• YOUR TASK
Every entry below should be repeated exactly; the pictures should not.

(Structured figure records)
********

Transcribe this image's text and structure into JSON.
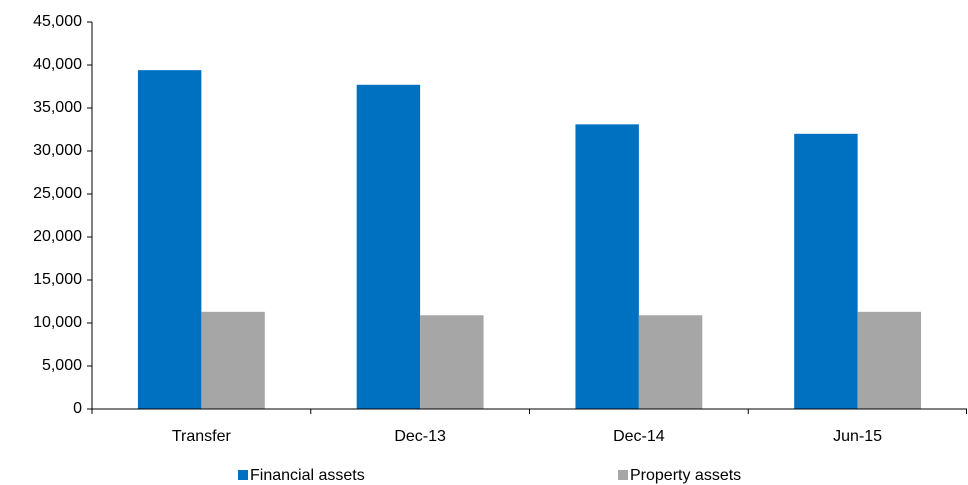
{
  "chart_data": {
    "type": "bar",
    "categories": [
      "Transfer",
      "Dec-13",
      "Dec-14",
      "Jun-15"
    ],
    "series": [
      {
        "name": "Financial assets",
        "color": "#0070c0",
        "values": [
          39400,
          37700,
          33100,
          32000
        ]
      },
      {
        "name": "Property assets",
        "color": "#a6a6a6",
        "values": [
          11300,
          10900,
          10900,
          11300
        ]
      }
    ],
    "ylim": [
      0,
      45000
    ],
    "yticks": [
      0,
      {
        "value": 5000,
        "label": "5,000"
      },
      {
        "value": 10000,
        "label": "10,000"
      },
      {
        "value": 15000,
        "label": "15,000"
      },
      {
        "value": 20000,
        "label": "20,000"
      },
      {
        "value": 25000,
        "label": "25,000"
      },
      {
        "value": 30000,
        "label": "30,000"
      },
      {
        "value": 35000,
        "label": "35,000"
      },
      {
        "value": 40000,
        "label": "40,000"
      },
      {
        "value": 45000,
        "label": "45,000"
      }
    ],
    "grid": false,
    "legend": "bottom"
  }
}
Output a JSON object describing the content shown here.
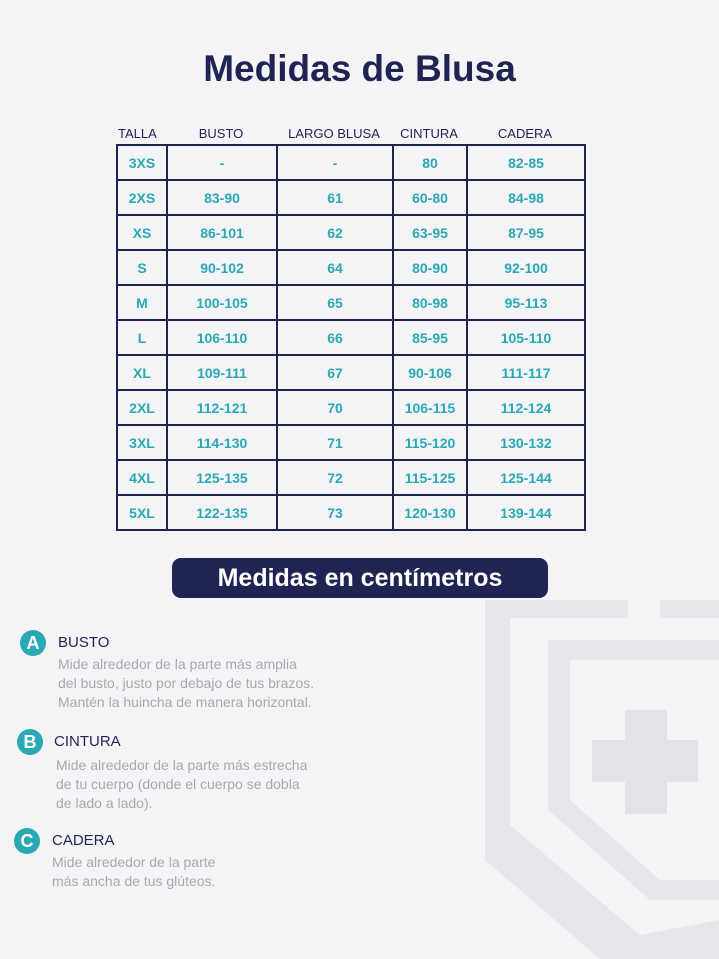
{
  "title": "Medidas de Blusa",
  "table": {
    "headers": [
      "TALLA",
      "BUSTO",
      "LARGO BLUSA",
      "CINTURA",
      "CADERA"
    ],
    "rows": [
      [
        "3XS",
        "-",
        "-",
        "80",
        "82-85"
      ],
      [
        "2XS",
        "83-90",
        "61",
        "60-80",
        "84-98"
      ],
      [
        "XS",
        "86-101",
        "62",
        "63-95",
        "87-95"
      ],
      [
        "S",
        "90-102",
        "64",
        "80-90",
        "92-100"
      ],
      [
        "M",
        "100-105",
        "65",
        "80-98",
        "95-113"
      ],
      [
        "L",
        "106-110",
        "66",
        "85-95",
        "105-110"
      ],
      [
        "XL",
        "109-111",
        "67",
        "90-106",
        "111-117"
      ],
      [
        "2XL",
        "112-121",
        "70",
        "106-115",
        "112-124"
      ],
      [
        "3XL",
        "114-130",
        "71",
        "115-120",
        "130-132"
      ],
      [
        "4XL",
        "125-135",
        "72",
        "115-125",
        "125-144"
      ],
      [
        "5XL",
        "122-135",
        "73",
        "120-130",
        "139-144"
      ]
    ]
  },
  "badge": "Medidas en centímetros",
  "sections": [
    {
      "letter": "A",
      "heading": "BUSTO",
      "lines": [
        "Mide alrededor de la parte más amplia",
        "del busto, justo por debajo de tus brazos.",
        "Mantén la huincha de manera horizontal."
      ]
    },
    {
      "letter": "B",
      "heading": "CINTURA",
      "lines": [
        "Mide alrededor de la parte más estrecha",
        "de tu cuerpo (donde el cuerpo se dobla",
        "de lado a lado)."
      ]
    },
    {
      "letter": "C",
      "heading": "CADERA",
      "lines": [
        "Mide alrededor de la parte",
        "más ancha de tus glúteos."
      ]
    }
  ]
}
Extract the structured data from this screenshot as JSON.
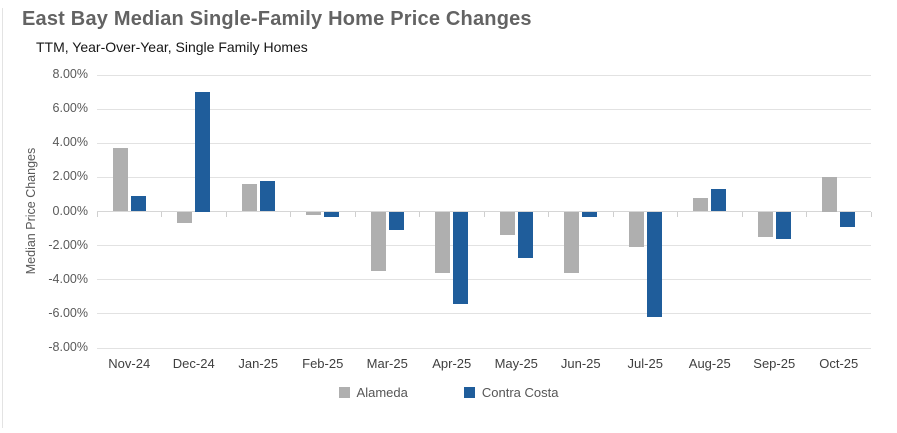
{
  "chart_data": {
    "type": "bar",
    "title": "East Bay Median Single-Family Home Price Changes",
    "subtitle": "TTM, Year-Over-Year, Single Family Homes",
    "ylabel": "Median Price Changes",
    "xlabel": "",
    "categories": [
      "Nov-24",
      "Dec-24",
      "Jan-25",
      "Feb-25",
      "Mar-25",
      "Apr-25",
      "May-25",
      "Jun-25",
      "Jul-25",
      "Aug-25",
      "Sep-25",
      "Oct-25"
    ],
    "series": [
      {
        "name": "Alameda",
        "color": "#afafaf",
        "values": [
          3.7,
          -0.7,
          1.6,
          -0.2,
          -3.5,
          -3.6,
          -1.4,
          -3.6,
          -2.1,
          0.8,
          -1.5,
          2.0
        ]
      },
      {
        "name": "Contra Costa",
        "color": "#1f5d9b",
        "values": [
          0.9,
          7.0,
          1.8,
          -0.3,
          -1.1,
          -5.4,
          -2.7,
          -0.3,
          -6.2,
          1.3,
          -1.6,
          -0.9
        ]
      }
    ],
    "ylim": [
      -8,
      8
    ],
    "ytick_step": 2,
    "ytick_format": "percent_2dp",
    "grid": true,
    "legend_position": "bottom-center",
    "colors": {
      "gridline": "#e2e2e2",
      "zero_line": "#d6d6d6",
      "title_text": "#636363",
      "axis_text": "#595959"
    }
  }
}
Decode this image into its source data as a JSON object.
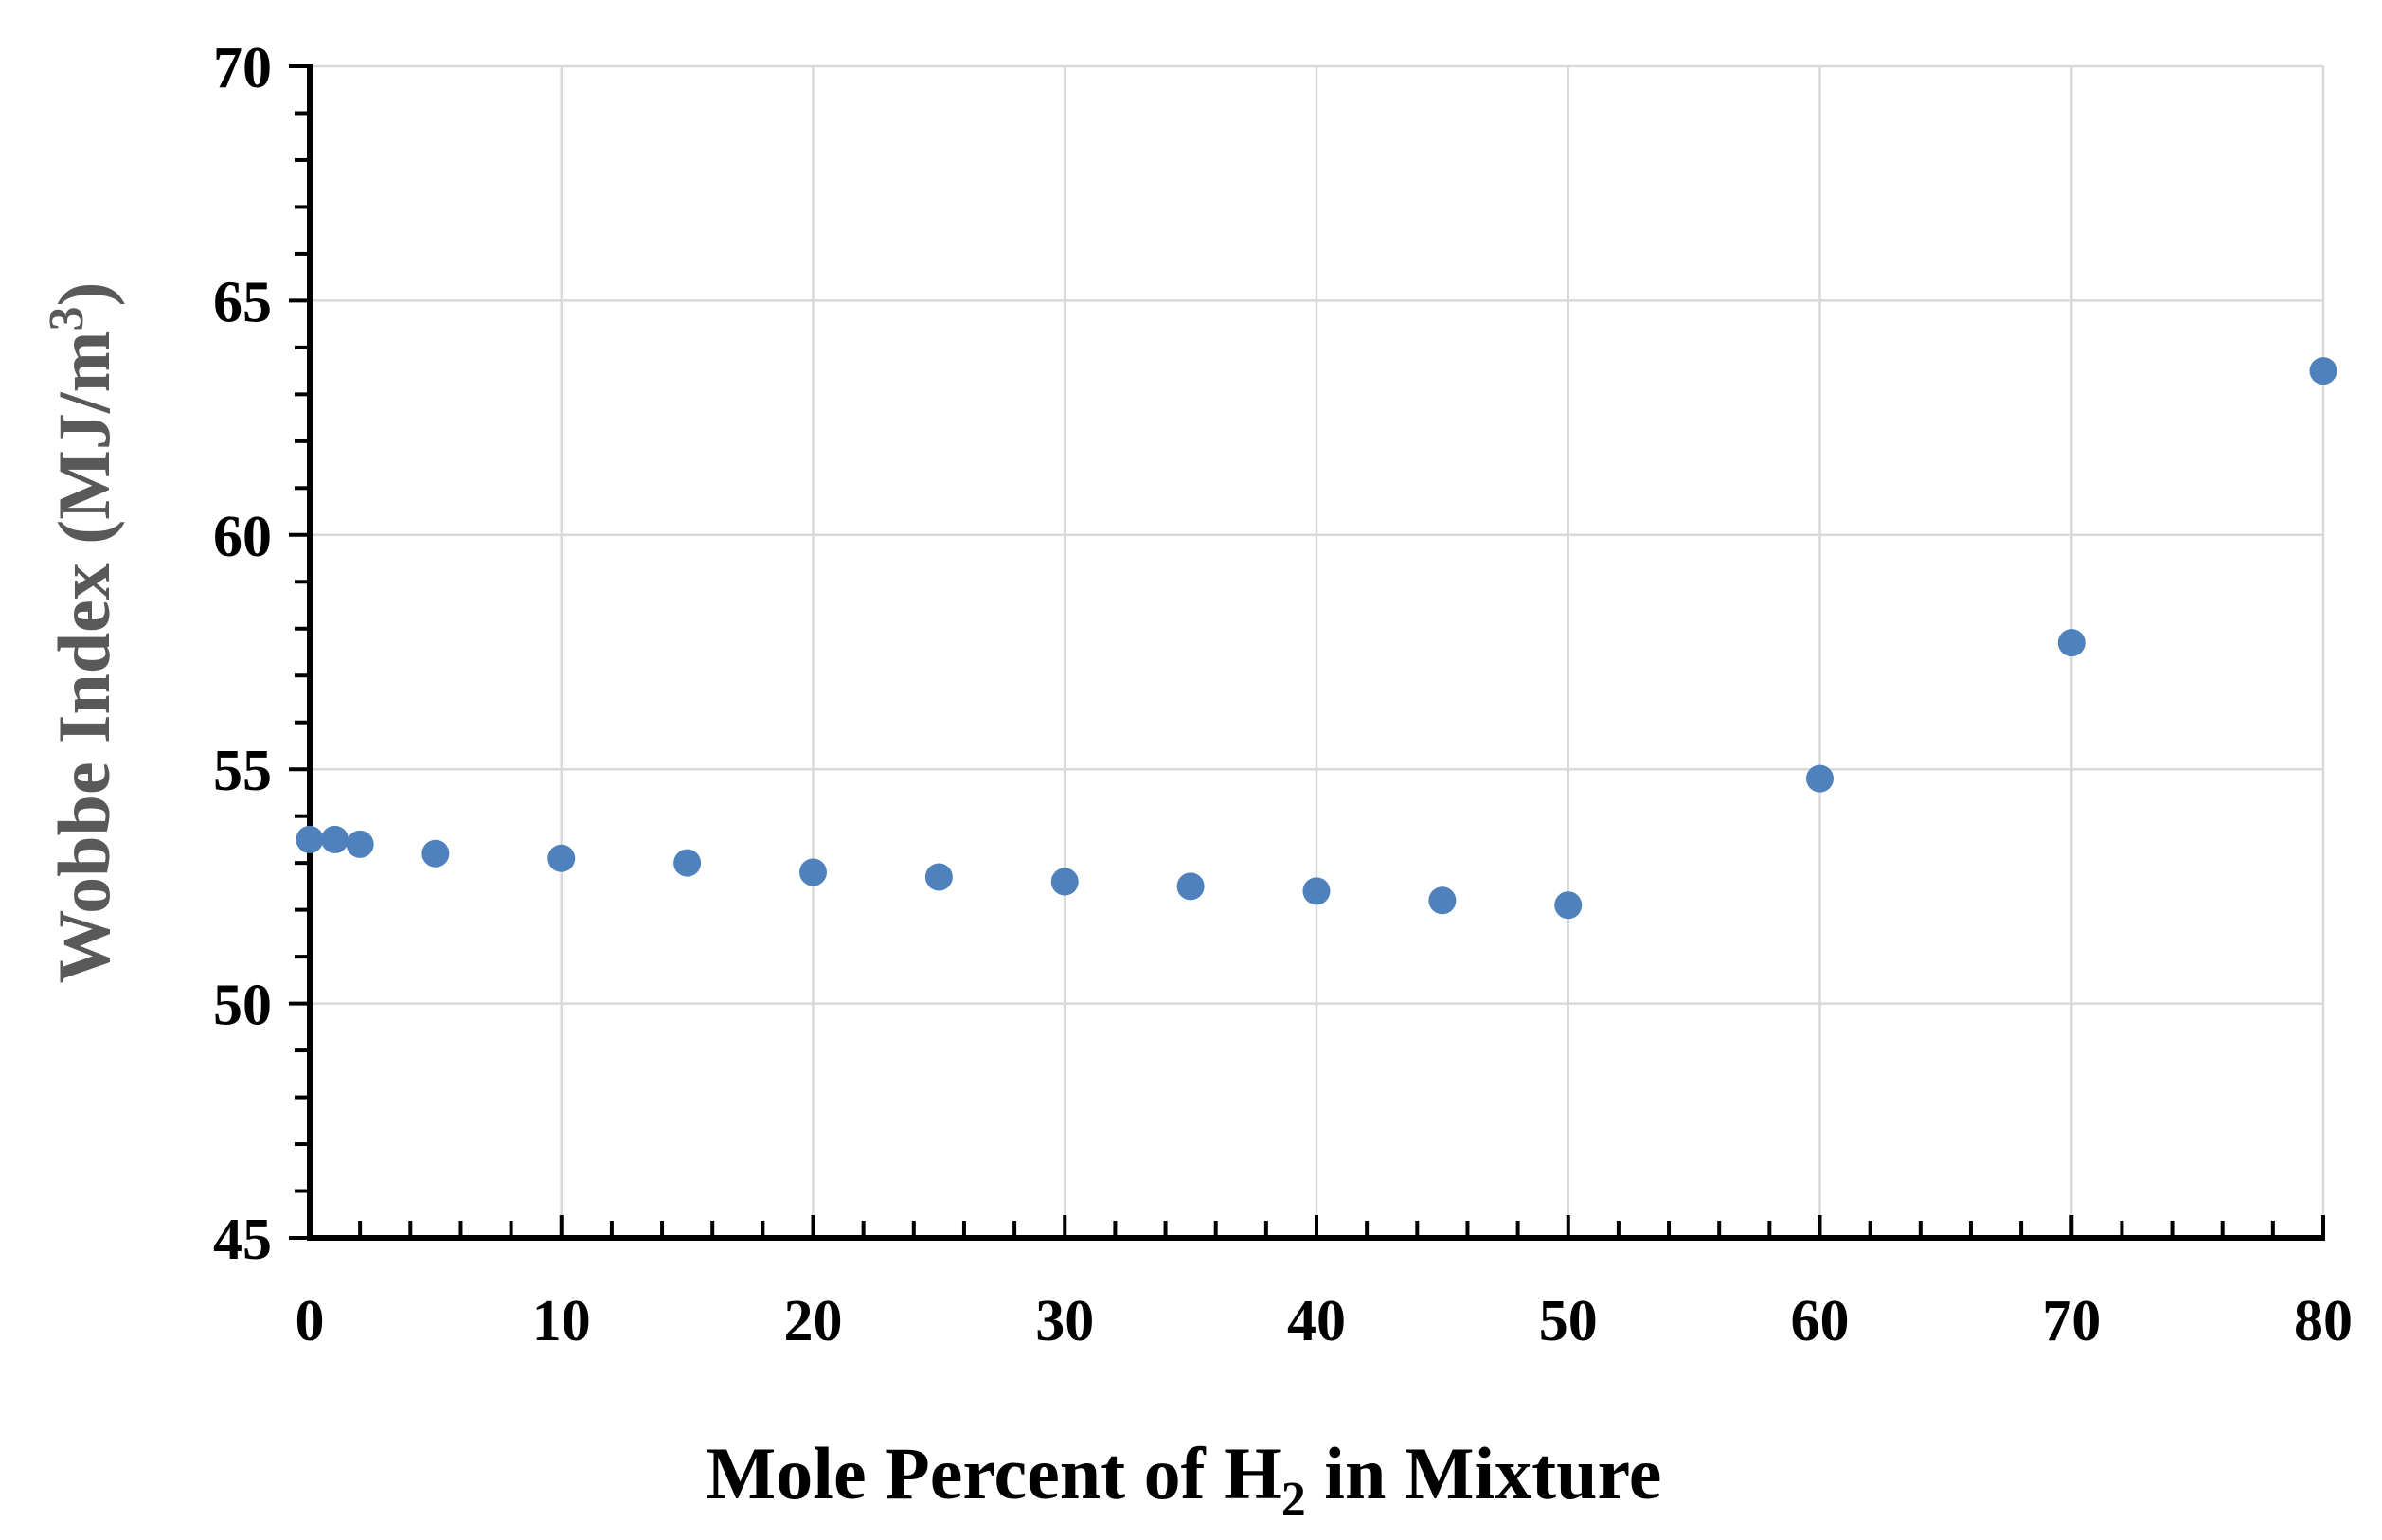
{
  "chart_data": {
    "type": "scatter",
    "title": "",
    "xlabel": {
      "main": "Mole Percent of H",
      "subscript": "2",
      "tail": " in Mixture"
    },
    "ylabel": {
      "main": "Wobbe Index (MJ/m",
      "superscript": "3",
      "tail": ")"
    },
    "xlim": [
      0,
      80
    ],
    "ylim": [
      45,
      70
    ],
    "x_ticks": [
      0,
      10,
      20,
      30,
      40,
      50,
      60,
      70,
      80
    ],
    "y_ticks": [
      45,
      50,
      55,
      60,
      65,
      70
    ],
    "x_minor_step": 2,
    "y_minor_step": 1,
    "grid": true,
    "legend": "none",
    "colors": {
      "marker": "#4f81bd",
      "grid": "#d9d9d9",
      "axis": "#000000",
      "ylabel": "#595959"
    },
    "series": [
      {
        "x": [
          0,
          1,
          2,
          5,
          10,
          15,
          20,
          25,
          30,
          35,
          40,
          45,
          50,
          60,
          70,
          80
        ],
        "y": [
          53.5,
          53.5,
          53.4,
          53.2,
          53.1,
          53.0,
          52.8,
          52.7,
          52.6,
          52.5,
          52.4,
          52.2,
          52.1,
          54.8,
          57.7,
          63.5
        ]
      }
    ]
  }
}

********

• TASK SOLUTION
Transcribe this image's text and structure into JSON.
{
  "chart_data": {
    "type": "bar",
    "categories": [
      "Transfer",
      "Dec-13",
      "Dec-14",
      "Jun-15"
    ],
    "series": [
      {
        "name": "Financial assets",
        "color": "#0070c0",
        "values": [
          39400,
          37700,
          33100,
          32000
        ]
      },
      {
        "name": "Property assets",
        "color": "#a6a6a6",
        "values": [
          11300,
          10900,
          10900,
          11300
        ]
      }
    ],
    "ylim": [
      0,
      45000
    ],
    "yticks": [
      0,
      {
        "value": 5000,
        "label": "5,000"
      },
      {
        "value": 10000,
        "label": "10,000"
      },
      {
        "value": 15000,
        "label": "15,000"
      },
      {
        "value": 20000,
        "label": "20,000"
      },
      {
        "value": 25000,
        "label": "25,000"
      },
      {
        "value": 30000,
        "label": "30,000"
      },
      {
        "value": 35000,
        "label": "35,000"
      },
      {
        "value": 40000,
        "label": "40,000"
      },
      {
        "value": 45000,
        "label": "45,000"
      }
    ],
    "grid": false,
    "legend": "bottom"
  }
}
Output a JSON object describing the content shown here.
{
  "title": "Medidas de Blusa",
  "table": {
    "headers": [
      "TALLA",
      "BUSTO",
      "LARGO BLUSA",
      "CINTURA",
      "CADERA"
    ],
    "rows": [
      [
        "3XS",
        "-",
        "-",
        "80",
        "82-85"
      ],
      [
        "2XS",
        "83-90",
        "61",
        "60-80",
        "84-98"
      ],
      [
        "XS",
        "86-101",
        "62",
        "63-95",
        "87-95"
      ],
      [
        "S",
        "90-102",
        "64",
        "80-90",
        "92-100"
      ],
      [
        "M",
        "100-105",
        "65",
        "80-98",
        "95-113"
      ],
      [
        "L",
        "106-110",
        "66",
        "85-95",
        "105-110"
      ],
      [
        "XL",
        "109-111",
        "67",
        "90-106",
        "111-117"
      ],
      [
        "2XL",
        "112-121",
        "70",
        "106-115",
        "112-124"
      ],
      [
        "3XL",
        "114-130",
        "71",
        "115-120",
        "130-132"
      ],
      [
        "4XL",
        "125-135",
        "72",
        "115-125",
        "125-144"
      ],
      [
        "5XL",
        "122-135",
        "73",
        "120-130",
        "139-144"
      ]
    ]
  },
  "badge": "Medidas en centímetros",
  "sections": [
    {
      "letter": "A",
      "heading": "BUSTO",
      "lines": [
        "Mide alrededor de la parte más amplia",
        "del busto, justo por debajo de tus brazos.",
        "Mantén la huincha de manera horizontal."
      ]
    },
    {
      "letter": "B",
      "heading": "CINTURA",
      "lines": [
        "Mide alrededor de la parte más estrecha",
        "de tu cuerpo (donde el cuerpo se dobla",
        "de lado a lado)."
      ]
    },
    {
      "letter": "C",
      "heading": "CADERA",
      "lines": [
        "Mide alrededor de la parte",
        "más ancha de tus glúteos."
      ]
    }
  ]
}
Extract the structured data from this screenshot as JSON.
{
  "chart_data": {
    "type": "bar",
    "title": "East Bay Median Single-Family Home Price Changes",
    "subtitle": "TTM, Year-Over-Year, Single Family Homes",
    "ylabel": "Median Price Changes",
    "xlabel": "",
    "categories": [
      "Nov-24",
      "Dec-24",
      "Jan-25",
      "Feb-25",
      "Mar-25",
      "Apr-25",
      "May-25",
      "Jun-25",
      "Jul-25",
      "Aug-25",
      "Sep-25",
      "Oct-25"
    ],
    "series": [
      {
        "name": "Alameda",
        "color": "#afafaf",
        "values": [
          3.7,
          -0.7,
          1.6,
          -0.2,
          -3.5,
          -3.6,
          -1.4,
          -3.6,
          -2.1,
          0.8,
          -1.5,
          2.0
        ]
      },
      {
        "name": "Contra Costa",
        "color": "#1f5d9b",
        "values": [
          0.9,
          7.0,
          1.8,
          -0.3,
          -1.1,
          -5.4,
          -2.7,
          -0.3,
          -6.2,
          1.3,
          -1.6,
          -0.9
        ]
      }
    ],
    "ylim": [
      -8,
      8
    ],
    "ytick_step": 2,
    "ytick_format": "percent_2dp",
    "grid": true,
    "legend_position": "bottom-center",
    "colors": {
      "gridline": "#e2e2e2",
      "zero_line": "#d6d6d6",
      "title_text": "#636363",
      "axis_text": "#595959"
    }
  }
}
Decode this image into its source data as a JSON object.
{
  "chart_data": {
    "type": "scatter",
    "title": "",
    "xlabel": {
      "main": "Mole Percent of H",
      "subscript": "2",
      "tail": " in Mixture"
    },
    "ylabel": {
      "main": "Wobbe Index (MJ/m",
      "superscript": "3",
      "tail": ")"
    },
    "xlim": [
      0,
      80
    ],
    "ylim": [
      45,
      70
    ],
    "x_ticks": [
      0,
      10,
      20,
      30,
      40,
      50,
      60,
      70,
      80
    ],
    "y_ticks": [
      45,
      50,
      55,
      60,
      65,
      70
    ],
    "x_minor_step": 2,
    "y_minor_step": 1,
    "grid": true,
    "legend": "none",
    "colors": {
      "marker": "#4f81bd",
      "grid": "#d9d9d9",
      "axis": "#000000",
      "ylabel": "#595959"
    },
    "series": [
      {
        "x": [
          0,
          1,
          2,
          5,
          10,
          15,
          20,
          25,
          30,
          35,
          40,
          45,
          50,
          60,
          70,
          80
        ],
        "y": [
          53.5,
          53.5,
          53.4,
          53.2,
          53.1,
          53.0,
          52.8,
          52.7,
          52.6,
          52.5,
          52.4,
          52.2,
          52.1,
          54.8,
          57.7,
          63.5
        ]
      }
    ]
  }
}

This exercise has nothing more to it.